#### Dataset extract
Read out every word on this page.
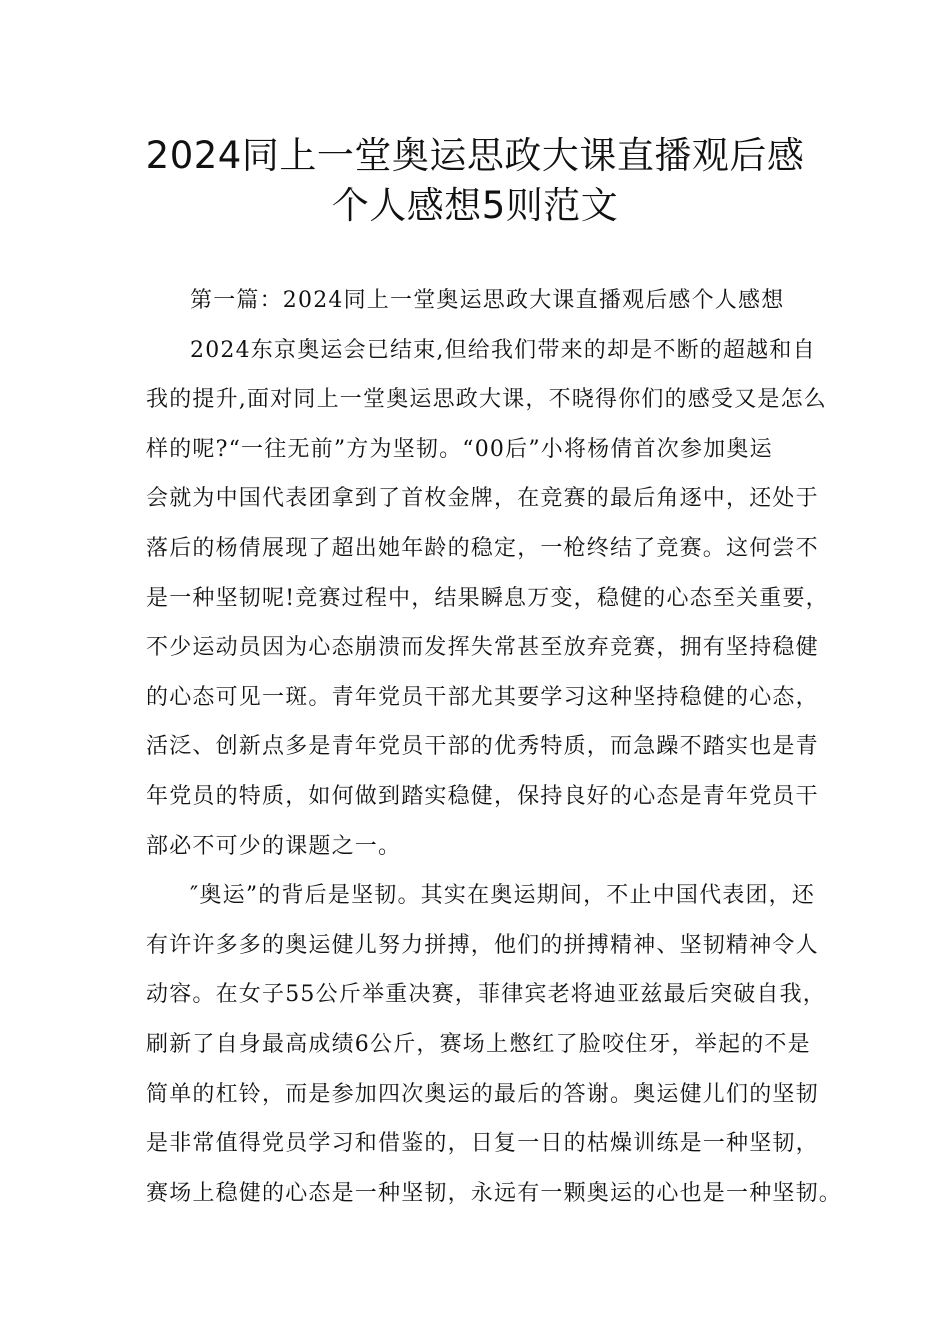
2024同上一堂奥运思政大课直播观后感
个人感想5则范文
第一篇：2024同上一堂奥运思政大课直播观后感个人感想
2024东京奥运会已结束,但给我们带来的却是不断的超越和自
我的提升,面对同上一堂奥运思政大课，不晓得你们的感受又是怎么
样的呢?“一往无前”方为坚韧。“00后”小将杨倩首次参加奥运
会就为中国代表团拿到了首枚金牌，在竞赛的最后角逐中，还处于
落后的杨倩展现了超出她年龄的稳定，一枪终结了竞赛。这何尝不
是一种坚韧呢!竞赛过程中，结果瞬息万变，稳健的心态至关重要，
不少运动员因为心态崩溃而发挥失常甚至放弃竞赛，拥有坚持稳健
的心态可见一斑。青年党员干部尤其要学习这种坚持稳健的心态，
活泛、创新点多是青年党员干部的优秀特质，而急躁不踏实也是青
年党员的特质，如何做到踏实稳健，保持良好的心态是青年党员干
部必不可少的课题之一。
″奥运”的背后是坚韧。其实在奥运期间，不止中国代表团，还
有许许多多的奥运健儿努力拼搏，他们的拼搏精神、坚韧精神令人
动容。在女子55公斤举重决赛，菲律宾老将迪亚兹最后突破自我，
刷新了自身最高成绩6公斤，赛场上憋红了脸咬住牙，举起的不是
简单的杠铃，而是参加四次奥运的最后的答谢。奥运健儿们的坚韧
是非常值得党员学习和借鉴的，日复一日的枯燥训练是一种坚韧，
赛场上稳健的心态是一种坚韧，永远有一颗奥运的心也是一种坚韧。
########
* What needs to be done
Write out the full listing verbatim, excluding its pictures.

* Correct result
Read out every word on this page.
2024同上一堂奥运思政大课直播观后感
个人感想5则范文
第一篇：2024同上一堂奥运思政大课直播观后感个人感想
2024东京奥运会已结束,但给我们带来的却是不断的超越和自
我的提升,面对同上一堂奥运思政大课，不晓得你们的感受又是怎么
样的呢?“一往无前”方为坚韧。“00后”小将杨倩首次参加奥运
会就为中国代表团拿到了首枚金牌，在竞赛的最后角逐中，还处于
落后的杨倩展现了超出她年龄的稳定，一枪终结了竞赛。这何尝不
是一种坚韧呢!竞赛过程中，结果瞬息万变，稳健的心态至关重要，
不少运动员因为心态崩溃而发挥失常甚至放弃竞赛，拥有坚持稳健
的心态可见一斑。青年党员干部尤其要学习这种坚持稳健的心态，
活泛、创新点多是青年党员干部的优秀特质，而急躁不踏实也是青
年党员的特质，如何做到踏实稳健，保持良好的心态是青年党员干
部必不可少的课题之一。
″奥运”的背后是坚韧。其实在奥运期间，不止中国代表团，还
有许许多多的奥运健儿努力拼搏，他们的拼搏精神、坚韧精神令人
动容。在女子55公斤举重决赛，菲律宾老将迪亚兹最后突破自我，
刷新了自身最高成绩6公斤，赛场上憋红了脸咬住牙，举起的不是
简单的杠铃，而是参加四次奥运的最后的答谢。奥运健儿们的坚韧
是非常值得党员学习和借鉴的，日复一日的枯燥训练是一种坚韧，
赛场上稳健的心态是一种坚韧，永远有一颗奥运的心也是一种坚韧。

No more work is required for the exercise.